_Exercise objective_. Please extract the data, beginning with its first line and ending with the line that contains "settings-group-display: 字体大小 聊天背景", including that line, and reproduce those lines verbatim.

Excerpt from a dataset
--- Begin ---

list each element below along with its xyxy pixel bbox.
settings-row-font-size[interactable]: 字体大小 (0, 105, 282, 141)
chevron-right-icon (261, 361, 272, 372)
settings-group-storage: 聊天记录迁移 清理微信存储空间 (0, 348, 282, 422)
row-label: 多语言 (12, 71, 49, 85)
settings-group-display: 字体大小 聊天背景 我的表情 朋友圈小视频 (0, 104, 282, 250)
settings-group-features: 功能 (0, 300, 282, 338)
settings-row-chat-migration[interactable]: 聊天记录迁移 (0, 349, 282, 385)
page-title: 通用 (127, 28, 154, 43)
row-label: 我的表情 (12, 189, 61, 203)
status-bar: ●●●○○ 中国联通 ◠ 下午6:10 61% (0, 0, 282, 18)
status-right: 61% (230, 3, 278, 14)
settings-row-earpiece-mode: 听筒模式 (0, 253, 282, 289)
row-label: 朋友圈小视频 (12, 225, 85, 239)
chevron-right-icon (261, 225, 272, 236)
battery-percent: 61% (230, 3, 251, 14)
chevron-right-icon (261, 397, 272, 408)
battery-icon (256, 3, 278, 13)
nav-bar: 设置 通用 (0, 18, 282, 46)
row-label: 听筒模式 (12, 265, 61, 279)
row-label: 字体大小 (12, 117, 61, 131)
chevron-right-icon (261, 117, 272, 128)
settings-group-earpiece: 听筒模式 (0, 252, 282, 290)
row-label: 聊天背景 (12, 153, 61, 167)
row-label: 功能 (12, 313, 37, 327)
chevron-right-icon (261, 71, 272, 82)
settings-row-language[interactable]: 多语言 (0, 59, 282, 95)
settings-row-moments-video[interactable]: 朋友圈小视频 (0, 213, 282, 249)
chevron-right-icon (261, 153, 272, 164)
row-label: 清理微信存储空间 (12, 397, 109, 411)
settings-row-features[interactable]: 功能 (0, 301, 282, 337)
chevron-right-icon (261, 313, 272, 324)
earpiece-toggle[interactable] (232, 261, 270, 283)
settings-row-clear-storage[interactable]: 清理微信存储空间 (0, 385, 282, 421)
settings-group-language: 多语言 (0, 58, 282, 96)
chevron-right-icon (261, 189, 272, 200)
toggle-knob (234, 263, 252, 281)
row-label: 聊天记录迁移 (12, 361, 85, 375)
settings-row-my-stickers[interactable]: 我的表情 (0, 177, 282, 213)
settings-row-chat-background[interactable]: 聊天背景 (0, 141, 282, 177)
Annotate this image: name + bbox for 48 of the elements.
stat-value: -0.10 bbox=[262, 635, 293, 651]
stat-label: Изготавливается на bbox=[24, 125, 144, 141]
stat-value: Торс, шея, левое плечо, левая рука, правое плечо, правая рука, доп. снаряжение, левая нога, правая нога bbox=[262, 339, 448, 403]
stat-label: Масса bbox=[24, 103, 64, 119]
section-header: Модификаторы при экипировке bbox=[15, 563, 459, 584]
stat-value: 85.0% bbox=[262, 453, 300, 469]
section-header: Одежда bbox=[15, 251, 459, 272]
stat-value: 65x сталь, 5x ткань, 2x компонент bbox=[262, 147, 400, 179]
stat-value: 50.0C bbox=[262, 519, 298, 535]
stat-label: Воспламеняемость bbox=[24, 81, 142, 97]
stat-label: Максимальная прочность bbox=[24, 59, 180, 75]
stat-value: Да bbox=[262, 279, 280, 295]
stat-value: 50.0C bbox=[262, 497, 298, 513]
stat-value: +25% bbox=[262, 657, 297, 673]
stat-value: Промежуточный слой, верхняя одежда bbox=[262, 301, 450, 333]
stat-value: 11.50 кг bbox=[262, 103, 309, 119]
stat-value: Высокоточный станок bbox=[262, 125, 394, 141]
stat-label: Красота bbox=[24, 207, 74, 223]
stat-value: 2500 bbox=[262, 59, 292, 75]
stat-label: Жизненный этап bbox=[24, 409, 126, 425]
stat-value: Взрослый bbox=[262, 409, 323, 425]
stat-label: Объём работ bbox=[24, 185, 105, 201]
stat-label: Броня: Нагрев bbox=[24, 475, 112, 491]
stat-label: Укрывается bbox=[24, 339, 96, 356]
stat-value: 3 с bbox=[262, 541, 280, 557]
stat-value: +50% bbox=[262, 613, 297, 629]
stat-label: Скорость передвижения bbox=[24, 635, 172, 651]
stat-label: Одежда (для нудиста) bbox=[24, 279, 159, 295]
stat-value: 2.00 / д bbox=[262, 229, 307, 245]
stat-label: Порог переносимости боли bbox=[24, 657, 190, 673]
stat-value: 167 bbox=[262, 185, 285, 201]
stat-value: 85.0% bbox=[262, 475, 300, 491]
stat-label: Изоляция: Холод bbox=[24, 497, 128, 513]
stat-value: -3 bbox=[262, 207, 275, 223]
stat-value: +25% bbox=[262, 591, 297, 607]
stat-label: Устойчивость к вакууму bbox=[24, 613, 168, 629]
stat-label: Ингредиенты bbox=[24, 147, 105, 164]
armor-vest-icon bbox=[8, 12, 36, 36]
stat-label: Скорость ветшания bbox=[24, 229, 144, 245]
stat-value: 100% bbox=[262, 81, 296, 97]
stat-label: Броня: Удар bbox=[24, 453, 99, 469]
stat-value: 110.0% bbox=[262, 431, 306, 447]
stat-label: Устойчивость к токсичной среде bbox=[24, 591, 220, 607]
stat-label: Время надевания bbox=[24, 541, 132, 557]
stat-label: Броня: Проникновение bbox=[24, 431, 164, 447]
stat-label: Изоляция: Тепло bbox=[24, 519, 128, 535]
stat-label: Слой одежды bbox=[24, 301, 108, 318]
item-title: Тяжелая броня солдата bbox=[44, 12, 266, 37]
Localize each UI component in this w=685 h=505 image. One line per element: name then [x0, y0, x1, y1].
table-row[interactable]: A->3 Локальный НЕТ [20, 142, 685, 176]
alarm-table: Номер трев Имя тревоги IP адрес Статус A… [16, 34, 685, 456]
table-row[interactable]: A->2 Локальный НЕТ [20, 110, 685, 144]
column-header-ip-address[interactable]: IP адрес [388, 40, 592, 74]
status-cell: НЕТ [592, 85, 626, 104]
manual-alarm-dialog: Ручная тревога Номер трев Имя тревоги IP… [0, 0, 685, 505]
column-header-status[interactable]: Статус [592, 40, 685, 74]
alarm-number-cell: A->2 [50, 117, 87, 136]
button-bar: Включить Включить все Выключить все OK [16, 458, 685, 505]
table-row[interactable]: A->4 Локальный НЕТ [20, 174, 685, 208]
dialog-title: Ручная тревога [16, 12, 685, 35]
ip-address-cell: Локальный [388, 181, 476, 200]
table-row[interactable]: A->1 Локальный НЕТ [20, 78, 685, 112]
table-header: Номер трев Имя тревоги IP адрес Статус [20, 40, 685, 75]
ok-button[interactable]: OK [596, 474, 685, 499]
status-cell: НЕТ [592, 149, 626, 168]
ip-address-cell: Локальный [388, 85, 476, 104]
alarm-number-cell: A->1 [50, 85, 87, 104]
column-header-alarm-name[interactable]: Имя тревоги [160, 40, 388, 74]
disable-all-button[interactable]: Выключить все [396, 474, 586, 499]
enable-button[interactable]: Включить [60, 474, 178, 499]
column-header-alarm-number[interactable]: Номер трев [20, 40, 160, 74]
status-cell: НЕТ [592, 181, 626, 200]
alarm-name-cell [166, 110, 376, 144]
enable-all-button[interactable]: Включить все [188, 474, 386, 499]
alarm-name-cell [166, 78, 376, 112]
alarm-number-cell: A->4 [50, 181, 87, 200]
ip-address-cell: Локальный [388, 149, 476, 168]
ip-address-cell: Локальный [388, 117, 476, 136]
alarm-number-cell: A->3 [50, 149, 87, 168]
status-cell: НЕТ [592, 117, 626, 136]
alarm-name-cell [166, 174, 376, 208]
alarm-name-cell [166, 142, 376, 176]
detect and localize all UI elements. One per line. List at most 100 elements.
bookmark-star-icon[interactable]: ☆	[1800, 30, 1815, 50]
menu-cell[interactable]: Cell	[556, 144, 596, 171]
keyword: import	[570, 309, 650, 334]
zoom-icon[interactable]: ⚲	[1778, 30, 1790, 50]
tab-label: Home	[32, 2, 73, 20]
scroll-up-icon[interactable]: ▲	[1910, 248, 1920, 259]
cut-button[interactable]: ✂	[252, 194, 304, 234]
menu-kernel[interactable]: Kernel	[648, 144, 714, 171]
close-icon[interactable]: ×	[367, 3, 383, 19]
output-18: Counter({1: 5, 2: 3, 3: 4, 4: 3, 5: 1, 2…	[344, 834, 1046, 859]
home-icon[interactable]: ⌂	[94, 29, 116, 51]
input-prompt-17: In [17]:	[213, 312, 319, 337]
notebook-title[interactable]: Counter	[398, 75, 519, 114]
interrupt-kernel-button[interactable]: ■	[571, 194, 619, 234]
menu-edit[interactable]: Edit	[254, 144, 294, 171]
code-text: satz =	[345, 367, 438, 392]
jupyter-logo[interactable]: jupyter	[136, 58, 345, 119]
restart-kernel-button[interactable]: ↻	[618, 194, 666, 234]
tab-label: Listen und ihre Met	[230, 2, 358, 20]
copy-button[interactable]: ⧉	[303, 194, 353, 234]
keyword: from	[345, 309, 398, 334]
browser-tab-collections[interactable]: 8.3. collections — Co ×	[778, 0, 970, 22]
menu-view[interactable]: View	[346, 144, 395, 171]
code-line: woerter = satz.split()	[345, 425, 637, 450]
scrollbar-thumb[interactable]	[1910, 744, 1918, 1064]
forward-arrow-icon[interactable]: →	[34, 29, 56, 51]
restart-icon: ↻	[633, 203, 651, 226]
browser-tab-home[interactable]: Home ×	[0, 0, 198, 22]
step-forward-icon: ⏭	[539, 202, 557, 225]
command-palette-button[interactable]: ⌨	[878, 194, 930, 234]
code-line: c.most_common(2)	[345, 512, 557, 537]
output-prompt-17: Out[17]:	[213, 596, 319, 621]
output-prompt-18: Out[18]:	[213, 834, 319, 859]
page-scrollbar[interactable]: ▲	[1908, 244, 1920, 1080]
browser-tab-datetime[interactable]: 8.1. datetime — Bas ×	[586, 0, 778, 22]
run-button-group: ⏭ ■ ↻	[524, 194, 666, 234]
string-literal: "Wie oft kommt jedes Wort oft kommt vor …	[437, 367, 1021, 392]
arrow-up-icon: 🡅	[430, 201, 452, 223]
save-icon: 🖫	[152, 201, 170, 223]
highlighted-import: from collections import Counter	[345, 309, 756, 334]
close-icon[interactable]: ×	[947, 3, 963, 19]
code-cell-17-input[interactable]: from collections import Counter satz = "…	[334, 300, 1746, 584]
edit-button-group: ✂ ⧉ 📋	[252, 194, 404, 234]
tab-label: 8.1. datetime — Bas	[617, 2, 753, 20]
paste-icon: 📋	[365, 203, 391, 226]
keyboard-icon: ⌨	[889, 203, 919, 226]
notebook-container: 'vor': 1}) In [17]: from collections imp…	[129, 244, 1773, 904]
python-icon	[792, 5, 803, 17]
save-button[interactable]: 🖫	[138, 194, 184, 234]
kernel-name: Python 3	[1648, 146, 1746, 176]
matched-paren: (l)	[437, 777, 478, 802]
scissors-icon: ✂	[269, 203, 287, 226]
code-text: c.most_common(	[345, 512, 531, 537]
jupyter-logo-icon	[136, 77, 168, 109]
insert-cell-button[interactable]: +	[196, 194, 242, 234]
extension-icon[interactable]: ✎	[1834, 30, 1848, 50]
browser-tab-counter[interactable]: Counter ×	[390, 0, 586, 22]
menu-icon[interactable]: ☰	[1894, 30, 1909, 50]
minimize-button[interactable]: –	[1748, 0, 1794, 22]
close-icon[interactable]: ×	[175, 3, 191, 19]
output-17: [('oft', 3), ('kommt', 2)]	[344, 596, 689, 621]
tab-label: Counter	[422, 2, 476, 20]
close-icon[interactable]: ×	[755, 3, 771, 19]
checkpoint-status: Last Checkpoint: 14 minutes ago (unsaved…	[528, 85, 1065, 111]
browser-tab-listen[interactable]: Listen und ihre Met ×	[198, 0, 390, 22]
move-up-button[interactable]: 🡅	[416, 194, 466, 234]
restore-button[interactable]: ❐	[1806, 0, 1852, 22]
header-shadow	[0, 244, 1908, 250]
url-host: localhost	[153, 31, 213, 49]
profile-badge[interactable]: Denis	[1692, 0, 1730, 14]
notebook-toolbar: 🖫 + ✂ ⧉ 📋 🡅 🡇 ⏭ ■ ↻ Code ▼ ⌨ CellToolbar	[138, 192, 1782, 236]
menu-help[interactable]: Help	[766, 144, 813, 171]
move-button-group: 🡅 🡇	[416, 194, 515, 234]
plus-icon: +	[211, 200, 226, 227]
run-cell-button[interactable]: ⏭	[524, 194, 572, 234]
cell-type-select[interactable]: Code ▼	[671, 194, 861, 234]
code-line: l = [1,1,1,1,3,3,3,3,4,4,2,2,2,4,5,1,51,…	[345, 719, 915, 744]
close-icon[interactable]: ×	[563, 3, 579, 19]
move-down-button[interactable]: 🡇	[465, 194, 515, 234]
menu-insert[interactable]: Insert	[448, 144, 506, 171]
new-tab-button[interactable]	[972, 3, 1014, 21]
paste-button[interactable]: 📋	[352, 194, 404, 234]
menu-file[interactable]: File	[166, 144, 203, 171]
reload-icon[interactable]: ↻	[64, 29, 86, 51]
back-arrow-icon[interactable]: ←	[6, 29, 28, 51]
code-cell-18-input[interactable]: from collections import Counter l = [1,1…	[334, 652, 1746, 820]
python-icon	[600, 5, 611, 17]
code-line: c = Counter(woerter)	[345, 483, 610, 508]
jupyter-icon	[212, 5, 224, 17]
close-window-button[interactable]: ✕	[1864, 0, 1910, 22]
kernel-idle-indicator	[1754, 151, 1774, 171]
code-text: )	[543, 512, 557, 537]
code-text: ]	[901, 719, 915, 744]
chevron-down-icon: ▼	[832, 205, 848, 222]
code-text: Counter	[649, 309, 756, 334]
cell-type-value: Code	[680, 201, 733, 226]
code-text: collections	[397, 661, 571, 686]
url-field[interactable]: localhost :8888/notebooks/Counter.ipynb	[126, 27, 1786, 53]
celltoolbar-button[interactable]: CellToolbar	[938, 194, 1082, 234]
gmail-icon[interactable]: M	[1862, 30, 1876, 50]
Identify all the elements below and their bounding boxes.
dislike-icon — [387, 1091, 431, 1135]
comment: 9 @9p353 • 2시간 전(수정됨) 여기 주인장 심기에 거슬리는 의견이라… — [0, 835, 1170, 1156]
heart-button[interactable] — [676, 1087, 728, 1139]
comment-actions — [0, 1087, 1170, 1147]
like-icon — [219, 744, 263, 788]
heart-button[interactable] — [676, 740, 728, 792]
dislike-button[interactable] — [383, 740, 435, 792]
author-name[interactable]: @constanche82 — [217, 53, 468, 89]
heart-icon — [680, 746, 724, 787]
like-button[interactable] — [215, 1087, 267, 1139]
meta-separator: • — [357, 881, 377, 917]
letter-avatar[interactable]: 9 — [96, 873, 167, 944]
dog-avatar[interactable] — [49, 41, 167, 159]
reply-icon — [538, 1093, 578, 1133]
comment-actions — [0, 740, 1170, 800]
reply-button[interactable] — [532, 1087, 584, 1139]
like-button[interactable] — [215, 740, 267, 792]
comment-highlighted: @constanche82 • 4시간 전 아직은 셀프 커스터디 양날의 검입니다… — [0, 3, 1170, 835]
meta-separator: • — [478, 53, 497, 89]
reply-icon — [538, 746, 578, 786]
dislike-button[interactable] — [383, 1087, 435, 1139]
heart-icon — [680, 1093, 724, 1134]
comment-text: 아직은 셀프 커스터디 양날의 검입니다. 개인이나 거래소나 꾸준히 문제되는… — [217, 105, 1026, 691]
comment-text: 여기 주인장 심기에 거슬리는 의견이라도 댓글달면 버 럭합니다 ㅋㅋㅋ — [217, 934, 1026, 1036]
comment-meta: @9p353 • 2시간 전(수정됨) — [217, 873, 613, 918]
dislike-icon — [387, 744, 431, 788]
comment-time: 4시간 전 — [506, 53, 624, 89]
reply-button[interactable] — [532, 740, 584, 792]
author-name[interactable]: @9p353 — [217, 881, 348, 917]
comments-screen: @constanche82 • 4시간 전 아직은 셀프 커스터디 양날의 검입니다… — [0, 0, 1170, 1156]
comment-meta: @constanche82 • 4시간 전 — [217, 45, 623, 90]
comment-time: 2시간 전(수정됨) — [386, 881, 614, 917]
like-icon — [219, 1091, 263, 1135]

--- End ---

_Output for this exercise_.
list each element below along with its xyxy pixel bbox.
settings-row-font-size[interactable]: 字体大小 (0, 105, 282, 141)
chevron-right-icon (261, 361, 272, 372)
settings-group-storage: 聊天记录迁移 清理微信存储空间 (0, 348, 282, 422)
row-label: 多语言 (12, 71, 49, 85)
settings-group-display: 字体大小 聊天背景 我的表情 朋友圈小视频 (0, 104, 282, 250)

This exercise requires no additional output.